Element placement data

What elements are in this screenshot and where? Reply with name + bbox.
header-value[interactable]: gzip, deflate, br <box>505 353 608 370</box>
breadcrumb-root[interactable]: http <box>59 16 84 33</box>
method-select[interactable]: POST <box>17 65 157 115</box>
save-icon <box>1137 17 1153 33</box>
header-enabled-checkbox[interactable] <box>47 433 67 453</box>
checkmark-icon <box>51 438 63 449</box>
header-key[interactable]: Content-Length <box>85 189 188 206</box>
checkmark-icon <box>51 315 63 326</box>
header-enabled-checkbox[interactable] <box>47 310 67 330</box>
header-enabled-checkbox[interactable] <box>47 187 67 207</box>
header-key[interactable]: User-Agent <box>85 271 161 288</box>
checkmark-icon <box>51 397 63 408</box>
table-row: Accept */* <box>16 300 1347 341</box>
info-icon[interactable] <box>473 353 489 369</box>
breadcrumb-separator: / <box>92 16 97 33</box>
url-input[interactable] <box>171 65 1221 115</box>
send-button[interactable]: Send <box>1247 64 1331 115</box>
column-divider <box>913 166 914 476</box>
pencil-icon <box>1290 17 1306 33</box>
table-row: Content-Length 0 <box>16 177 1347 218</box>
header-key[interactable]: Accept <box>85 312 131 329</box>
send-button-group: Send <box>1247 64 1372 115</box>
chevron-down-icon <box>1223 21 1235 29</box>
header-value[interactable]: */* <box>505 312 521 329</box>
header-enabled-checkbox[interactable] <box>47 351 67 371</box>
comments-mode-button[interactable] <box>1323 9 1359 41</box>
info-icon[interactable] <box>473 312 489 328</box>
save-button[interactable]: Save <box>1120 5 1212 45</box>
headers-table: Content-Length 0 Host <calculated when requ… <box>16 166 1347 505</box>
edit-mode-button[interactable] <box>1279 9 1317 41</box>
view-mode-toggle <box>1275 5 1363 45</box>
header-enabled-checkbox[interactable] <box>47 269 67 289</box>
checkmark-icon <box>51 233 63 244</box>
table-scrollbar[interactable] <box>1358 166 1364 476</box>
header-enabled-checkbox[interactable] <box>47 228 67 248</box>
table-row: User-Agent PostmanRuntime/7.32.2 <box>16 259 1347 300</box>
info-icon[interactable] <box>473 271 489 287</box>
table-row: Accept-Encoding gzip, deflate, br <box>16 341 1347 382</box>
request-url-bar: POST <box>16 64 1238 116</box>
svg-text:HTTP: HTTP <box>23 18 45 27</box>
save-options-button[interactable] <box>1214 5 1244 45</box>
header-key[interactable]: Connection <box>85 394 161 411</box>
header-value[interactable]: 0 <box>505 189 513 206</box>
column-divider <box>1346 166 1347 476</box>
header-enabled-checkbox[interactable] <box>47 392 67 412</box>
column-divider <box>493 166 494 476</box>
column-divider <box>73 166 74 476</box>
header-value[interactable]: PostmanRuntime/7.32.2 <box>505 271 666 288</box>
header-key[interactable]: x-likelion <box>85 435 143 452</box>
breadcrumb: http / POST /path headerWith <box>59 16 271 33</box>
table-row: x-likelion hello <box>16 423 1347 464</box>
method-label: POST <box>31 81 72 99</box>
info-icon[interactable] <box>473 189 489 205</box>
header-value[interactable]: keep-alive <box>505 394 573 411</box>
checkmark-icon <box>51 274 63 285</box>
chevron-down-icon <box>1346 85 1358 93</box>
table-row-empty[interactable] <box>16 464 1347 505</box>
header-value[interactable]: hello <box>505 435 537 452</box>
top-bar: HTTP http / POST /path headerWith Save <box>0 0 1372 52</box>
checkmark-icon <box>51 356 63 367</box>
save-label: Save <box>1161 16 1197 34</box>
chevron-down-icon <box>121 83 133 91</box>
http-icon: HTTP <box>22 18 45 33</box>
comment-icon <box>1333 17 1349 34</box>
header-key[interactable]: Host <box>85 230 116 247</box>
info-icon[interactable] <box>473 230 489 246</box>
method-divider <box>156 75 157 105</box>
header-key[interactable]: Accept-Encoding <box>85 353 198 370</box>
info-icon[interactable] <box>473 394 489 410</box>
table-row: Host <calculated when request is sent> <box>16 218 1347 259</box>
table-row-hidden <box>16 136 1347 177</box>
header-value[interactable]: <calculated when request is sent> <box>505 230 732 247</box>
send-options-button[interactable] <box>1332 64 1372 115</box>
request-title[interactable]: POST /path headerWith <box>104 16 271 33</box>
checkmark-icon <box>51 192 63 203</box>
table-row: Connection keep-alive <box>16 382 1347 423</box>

### THE TASK
Copy the items word for word, starting at the first line and ending with the line that contains "checkmark-icon <box>51 438 63 449</box>".

### FINISHED ANSWER
What elements are in this screenshot and where? Reply with name + bbox.
header-value[interactable]: gzip, deflate, br <box>505 353 608 370</box>
breadcrumb-root[interactable]: http <box>59 16 84 33</box>
method-select[interactable]: POST <box>17 65 157 115</box>
save-icon <box>1137 17 1153 33</box>
header-enabled-checkbox[interactable] <box>47 433 67 453</box>
checkmark-icon <box>51 438 63 449</box>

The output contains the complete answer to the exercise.